### [Reading text]
Sunday, May 22, 2011

Carpe Diem

From the time of Jen's first diagnosis with breast cancer, I started counting the days we'd had since then. It seems an oddly appropriate response for a mathematician, and for a while it was a bit of a joke between us. But the act of counting was also a commitment to make the days matter, to value the uncertain time we might still have together. I stopped working in evenings so that we could enjoy them (although during various parts of the chemo cycle Jen would crash out exhausted relatively early). We both made an unspoken decision to avoid as far as we could the petty arguments that sometimes crept into our relationship when under stress.

Jen died on day 310. Nothing in that time was easy, but we had some memorable and beautiful days together. There was an intensity to it that I miss now. For some couples I know, a cancer diagnosis in one person has brought them closer together, such that it now forms some of their best memories. C. S. Lewis makes a similar comment about his time with Joy even in the late stages when all medical hope was gone. Sadly, there's a grim reality that in many cases such a diagnosis causes the relationship to end rapidly.

Reading Naomi Reed's account in "No Ordinary View" of her second time in Nepal, she recounts the process of leaving their village for good. Initially there was a desperate rush in case they had to evacuate the country as the political situation reached a crisis, and then unexpectedly there was more time. She writes of the deliberateness of leaving, of saying goodbye to those who'd become important to her, and knowing she might never return. That unexpected gift of time is like the one advantage, if you like, of cancer over a car crash or other instant death - there's the opportunity to be deliberate, to say the important words over and over, to slow everything down just a little.

### [Raw data]
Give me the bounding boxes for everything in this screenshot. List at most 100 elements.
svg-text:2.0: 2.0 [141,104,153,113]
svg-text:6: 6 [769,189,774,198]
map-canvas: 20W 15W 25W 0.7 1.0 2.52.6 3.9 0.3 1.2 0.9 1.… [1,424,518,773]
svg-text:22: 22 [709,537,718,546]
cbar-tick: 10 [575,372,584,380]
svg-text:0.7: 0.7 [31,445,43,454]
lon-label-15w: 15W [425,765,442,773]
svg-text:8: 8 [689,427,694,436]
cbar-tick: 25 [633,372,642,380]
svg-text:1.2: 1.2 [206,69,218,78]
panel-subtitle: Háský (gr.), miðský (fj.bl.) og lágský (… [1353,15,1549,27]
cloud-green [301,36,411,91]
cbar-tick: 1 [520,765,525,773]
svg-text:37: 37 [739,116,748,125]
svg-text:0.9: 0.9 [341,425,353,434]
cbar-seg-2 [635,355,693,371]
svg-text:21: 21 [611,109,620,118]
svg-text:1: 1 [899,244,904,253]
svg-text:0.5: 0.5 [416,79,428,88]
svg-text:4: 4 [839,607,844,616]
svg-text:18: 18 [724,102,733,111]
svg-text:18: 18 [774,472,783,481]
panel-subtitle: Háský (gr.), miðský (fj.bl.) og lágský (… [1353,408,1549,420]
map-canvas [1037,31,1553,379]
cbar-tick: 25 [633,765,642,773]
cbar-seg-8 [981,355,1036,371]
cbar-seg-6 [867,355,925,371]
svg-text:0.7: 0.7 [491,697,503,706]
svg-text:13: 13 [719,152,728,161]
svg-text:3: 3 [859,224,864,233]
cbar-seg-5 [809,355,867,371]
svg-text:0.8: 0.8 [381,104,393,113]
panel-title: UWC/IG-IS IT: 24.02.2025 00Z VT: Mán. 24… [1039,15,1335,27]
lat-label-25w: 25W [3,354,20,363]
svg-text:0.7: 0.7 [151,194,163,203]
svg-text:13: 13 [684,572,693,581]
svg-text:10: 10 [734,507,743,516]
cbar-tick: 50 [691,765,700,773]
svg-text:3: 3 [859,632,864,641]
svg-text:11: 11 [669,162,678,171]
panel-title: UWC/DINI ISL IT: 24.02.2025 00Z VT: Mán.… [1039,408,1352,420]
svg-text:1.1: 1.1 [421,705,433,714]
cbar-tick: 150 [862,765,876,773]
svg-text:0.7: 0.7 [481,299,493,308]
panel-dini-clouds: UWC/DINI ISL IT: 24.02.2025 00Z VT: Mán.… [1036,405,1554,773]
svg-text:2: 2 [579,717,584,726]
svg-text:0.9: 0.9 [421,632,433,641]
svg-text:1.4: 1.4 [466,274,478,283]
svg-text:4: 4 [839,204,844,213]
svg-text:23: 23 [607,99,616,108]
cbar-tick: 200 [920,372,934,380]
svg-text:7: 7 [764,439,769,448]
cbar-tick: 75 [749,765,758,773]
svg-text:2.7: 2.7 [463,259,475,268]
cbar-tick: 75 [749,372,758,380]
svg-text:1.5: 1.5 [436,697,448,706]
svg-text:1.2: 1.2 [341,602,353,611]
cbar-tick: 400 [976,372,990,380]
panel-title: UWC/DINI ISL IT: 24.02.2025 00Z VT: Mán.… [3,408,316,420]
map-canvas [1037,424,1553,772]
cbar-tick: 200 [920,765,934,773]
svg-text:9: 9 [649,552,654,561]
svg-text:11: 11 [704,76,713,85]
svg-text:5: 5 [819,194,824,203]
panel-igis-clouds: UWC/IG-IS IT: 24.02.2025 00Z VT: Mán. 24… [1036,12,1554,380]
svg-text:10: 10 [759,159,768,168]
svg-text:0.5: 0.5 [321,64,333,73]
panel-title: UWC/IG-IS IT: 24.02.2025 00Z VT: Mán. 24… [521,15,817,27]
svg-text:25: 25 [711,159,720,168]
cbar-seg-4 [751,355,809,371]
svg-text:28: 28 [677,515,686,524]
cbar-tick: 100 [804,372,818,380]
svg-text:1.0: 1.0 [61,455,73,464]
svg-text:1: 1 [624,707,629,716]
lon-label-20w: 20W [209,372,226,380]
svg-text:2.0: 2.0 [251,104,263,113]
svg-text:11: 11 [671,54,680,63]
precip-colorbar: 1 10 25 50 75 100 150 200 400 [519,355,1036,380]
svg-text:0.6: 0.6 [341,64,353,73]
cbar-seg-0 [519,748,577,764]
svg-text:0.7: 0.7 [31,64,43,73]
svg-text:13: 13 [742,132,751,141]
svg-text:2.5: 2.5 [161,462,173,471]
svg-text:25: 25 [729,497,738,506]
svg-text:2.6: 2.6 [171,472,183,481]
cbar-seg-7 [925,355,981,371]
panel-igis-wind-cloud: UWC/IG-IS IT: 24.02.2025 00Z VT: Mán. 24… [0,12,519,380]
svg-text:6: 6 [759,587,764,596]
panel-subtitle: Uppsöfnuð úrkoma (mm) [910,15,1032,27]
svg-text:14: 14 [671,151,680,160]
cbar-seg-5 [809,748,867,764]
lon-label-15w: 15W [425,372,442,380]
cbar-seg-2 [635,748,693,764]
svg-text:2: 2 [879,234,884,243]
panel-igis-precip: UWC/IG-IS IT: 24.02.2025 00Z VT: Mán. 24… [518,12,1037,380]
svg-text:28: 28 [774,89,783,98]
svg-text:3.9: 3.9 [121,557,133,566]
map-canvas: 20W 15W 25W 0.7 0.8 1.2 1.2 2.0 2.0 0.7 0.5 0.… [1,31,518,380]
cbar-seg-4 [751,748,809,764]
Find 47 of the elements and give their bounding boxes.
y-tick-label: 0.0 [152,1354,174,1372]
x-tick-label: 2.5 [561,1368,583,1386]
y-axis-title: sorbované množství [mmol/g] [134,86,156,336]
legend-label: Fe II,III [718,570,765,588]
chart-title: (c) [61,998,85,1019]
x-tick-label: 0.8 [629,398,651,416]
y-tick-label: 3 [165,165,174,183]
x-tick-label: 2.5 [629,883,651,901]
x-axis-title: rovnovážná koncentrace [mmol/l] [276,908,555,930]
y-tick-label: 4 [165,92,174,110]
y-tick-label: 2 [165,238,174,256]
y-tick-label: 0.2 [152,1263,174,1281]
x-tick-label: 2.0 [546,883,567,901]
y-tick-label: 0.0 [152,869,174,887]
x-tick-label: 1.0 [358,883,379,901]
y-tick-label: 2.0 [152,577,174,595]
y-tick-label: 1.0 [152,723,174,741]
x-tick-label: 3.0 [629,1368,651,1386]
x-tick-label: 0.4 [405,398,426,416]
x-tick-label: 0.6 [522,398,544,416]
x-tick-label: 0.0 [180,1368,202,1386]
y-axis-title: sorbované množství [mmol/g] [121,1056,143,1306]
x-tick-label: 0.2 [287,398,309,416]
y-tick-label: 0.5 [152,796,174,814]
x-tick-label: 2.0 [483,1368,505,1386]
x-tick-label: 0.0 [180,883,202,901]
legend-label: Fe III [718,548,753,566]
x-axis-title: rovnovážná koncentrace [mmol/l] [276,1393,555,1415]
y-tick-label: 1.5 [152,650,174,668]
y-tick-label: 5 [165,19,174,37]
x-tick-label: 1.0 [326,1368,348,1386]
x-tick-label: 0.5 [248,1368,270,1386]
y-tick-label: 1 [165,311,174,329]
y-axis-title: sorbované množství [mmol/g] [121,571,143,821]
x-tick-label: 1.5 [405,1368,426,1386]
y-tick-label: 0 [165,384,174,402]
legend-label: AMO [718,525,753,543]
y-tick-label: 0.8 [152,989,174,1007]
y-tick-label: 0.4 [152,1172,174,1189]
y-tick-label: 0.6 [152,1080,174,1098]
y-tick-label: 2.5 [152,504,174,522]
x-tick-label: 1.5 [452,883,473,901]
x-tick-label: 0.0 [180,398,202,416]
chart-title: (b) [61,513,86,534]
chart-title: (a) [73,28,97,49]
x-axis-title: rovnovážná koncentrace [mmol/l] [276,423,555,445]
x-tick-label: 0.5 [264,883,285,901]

### [Exercise description]
Please state on which counted day Jen died, according to the reading text above.

### [Reply to the exercise]
Day 310.